Collect all lines from the records below that include the word "Abschnitt".

____ AVAILABLE DATA

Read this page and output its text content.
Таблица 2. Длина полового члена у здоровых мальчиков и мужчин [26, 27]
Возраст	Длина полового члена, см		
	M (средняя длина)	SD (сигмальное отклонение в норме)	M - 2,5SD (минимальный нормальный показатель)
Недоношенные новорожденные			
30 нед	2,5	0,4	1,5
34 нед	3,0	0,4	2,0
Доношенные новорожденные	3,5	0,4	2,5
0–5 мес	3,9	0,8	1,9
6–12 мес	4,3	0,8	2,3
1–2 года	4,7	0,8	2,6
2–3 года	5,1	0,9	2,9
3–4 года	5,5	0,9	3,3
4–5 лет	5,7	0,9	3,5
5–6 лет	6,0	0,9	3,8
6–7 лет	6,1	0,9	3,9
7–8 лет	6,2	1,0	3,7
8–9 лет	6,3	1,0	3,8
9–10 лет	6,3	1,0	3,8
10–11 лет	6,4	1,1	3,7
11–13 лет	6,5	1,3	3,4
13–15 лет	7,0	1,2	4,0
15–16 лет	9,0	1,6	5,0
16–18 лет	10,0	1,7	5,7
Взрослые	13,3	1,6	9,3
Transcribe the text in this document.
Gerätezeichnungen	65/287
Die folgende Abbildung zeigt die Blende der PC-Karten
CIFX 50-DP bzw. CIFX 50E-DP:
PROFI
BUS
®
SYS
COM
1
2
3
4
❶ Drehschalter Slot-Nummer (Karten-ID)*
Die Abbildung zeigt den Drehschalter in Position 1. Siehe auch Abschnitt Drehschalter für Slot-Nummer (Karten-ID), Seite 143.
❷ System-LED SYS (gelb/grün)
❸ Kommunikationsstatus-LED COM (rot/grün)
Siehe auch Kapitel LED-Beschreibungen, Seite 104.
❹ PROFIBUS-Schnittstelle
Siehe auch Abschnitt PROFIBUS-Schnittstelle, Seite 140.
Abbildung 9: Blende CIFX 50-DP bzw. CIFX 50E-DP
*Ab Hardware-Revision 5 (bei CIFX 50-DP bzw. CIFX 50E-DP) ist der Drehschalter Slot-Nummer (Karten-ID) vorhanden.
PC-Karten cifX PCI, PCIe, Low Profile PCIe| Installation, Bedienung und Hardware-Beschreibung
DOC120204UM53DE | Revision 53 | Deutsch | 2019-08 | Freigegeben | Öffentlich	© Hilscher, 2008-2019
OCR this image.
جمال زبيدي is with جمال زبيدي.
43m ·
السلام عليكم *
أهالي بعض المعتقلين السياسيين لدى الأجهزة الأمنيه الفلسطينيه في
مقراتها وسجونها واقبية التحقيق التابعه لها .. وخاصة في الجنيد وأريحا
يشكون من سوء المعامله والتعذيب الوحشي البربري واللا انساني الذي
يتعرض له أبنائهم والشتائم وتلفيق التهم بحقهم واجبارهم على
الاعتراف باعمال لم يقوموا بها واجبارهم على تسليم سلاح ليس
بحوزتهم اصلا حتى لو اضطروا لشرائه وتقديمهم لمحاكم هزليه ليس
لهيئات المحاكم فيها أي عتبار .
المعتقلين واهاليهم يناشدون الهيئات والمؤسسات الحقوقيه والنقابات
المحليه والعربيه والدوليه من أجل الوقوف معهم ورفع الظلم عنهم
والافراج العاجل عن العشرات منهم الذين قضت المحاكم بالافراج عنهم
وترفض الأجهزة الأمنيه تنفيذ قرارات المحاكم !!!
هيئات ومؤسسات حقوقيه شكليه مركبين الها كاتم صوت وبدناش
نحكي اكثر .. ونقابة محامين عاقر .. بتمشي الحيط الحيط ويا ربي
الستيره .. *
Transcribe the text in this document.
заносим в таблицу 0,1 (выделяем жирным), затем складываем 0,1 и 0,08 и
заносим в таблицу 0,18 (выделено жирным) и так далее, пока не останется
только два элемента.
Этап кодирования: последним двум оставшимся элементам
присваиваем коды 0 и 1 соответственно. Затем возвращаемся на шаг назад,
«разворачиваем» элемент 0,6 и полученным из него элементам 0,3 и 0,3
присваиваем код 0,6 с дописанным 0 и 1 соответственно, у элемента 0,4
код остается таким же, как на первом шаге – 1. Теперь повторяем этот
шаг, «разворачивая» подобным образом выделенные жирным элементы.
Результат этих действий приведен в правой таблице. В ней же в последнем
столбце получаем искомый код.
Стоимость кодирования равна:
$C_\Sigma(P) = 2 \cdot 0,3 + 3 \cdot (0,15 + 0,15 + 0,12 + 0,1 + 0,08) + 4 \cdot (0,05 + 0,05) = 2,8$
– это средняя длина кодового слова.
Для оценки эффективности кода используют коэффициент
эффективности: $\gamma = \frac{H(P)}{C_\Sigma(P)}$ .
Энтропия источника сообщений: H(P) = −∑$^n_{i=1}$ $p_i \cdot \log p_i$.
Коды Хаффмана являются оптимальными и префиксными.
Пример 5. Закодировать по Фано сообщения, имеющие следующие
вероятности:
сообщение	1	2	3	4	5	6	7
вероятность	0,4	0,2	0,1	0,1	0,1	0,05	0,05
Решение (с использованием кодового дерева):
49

________

◆ **WRITTEN RESPONSE**
Die Abbildung zeigt den Drehschalter in Position 1. Siehe auch Abschnitt Drehschalter für Slot-Nummer (Karten-ID), Seite 143.
Siehe auch Abschnitt PROFIBUS-Schnittstelle, Seite 140.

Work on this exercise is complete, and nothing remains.